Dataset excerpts
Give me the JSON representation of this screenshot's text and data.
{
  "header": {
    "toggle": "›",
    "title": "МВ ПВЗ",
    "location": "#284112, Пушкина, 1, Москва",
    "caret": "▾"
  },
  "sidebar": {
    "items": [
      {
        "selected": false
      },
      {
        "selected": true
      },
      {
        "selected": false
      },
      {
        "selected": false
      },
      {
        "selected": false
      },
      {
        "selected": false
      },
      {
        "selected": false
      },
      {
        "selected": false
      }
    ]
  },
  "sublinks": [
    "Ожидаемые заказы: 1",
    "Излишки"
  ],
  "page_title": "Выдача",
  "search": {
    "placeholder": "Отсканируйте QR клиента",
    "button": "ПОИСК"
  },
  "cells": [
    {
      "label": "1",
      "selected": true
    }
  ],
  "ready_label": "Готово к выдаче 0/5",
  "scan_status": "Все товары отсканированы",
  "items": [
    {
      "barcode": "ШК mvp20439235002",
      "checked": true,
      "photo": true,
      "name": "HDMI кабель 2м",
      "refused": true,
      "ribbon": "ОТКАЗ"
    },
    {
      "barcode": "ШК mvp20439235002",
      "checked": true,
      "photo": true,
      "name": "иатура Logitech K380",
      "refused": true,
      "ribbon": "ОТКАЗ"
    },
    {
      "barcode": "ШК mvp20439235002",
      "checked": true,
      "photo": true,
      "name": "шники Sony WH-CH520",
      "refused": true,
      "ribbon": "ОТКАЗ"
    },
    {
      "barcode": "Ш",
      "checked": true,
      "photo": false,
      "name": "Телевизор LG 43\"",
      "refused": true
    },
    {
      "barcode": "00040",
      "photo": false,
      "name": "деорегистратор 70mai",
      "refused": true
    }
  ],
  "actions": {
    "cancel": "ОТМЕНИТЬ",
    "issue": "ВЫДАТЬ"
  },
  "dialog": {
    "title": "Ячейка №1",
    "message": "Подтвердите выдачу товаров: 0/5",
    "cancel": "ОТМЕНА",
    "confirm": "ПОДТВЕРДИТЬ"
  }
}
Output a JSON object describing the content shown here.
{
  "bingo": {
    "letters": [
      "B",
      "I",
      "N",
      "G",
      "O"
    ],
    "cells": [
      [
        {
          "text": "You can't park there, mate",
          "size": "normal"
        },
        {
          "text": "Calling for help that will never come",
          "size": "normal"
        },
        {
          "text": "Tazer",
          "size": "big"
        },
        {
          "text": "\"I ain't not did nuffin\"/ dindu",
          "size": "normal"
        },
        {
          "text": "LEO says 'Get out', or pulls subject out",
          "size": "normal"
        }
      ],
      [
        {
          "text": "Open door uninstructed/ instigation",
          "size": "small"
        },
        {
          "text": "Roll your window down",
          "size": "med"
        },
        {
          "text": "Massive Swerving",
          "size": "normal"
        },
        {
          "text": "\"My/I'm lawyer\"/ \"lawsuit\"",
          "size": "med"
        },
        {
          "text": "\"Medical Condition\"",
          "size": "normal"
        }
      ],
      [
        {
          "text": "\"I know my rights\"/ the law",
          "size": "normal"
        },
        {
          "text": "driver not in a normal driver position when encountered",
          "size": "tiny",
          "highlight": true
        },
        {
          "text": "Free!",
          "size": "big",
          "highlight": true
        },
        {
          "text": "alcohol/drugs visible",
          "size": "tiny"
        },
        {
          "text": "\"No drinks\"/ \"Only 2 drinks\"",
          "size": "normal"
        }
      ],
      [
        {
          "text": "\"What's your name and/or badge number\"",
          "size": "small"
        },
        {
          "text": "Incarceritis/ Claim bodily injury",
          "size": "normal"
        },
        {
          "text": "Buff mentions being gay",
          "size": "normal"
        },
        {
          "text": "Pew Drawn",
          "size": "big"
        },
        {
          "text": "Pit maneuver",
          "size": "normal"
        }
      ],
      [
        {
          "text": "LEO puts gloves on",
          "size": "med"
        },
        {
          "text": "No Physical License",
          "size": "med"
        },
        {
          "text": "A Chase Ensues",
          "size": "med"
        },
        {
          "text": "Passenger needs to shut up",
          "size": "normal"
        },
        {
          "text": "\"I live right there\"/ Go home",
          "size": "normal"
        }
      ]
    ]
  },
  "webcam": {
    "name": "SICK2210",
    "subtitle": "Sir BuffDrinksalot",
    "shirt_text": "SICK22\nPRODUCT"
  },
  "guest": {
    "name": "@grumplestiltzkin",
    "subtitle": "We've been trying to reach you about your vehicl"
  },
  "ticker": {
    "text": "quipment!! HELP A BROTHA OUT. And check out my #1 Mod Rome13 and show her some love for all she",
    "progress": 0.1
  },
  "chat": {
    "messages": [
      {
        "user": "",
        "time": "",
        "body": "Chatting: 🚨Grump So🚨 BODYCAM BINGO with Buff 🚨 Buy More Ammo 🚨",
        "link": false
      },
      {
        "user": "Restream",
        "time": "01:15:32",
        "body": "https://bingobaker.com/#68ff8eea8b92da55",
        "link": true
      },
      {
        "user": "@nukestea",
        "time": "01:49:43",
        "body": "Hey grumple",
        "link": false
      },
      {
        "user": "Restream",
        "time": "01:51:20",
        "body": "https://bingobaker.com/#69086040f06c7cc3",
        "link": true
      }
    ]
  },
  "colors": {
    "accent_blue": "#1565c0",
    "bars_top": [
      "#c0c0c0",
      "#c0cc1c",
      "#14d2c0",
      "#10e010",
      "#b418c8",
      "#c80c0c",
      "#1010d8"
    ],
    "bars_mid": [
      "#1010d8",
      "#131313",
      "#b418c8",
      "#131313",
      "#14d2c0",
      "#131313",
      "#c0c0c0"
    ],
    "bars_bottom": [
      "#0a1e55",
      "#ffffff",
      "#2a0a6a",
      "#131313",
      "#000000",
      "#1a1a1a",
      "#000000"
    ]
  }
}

AIM: Search the data for the string "body" and copy each line where it appears.

TASK SOLUTION:
        "body": "Chatting: 🚨Grump So🚨 BODYCAM BINGO with Buff 🚨 Buy More Ammo 🚨",
        "body": "https://bingobaker.com/#68ff8eea8b92da55",
        "body": "Hey grumple",
        "body": "https://bingobaker.com/#69086040f06c7cc3",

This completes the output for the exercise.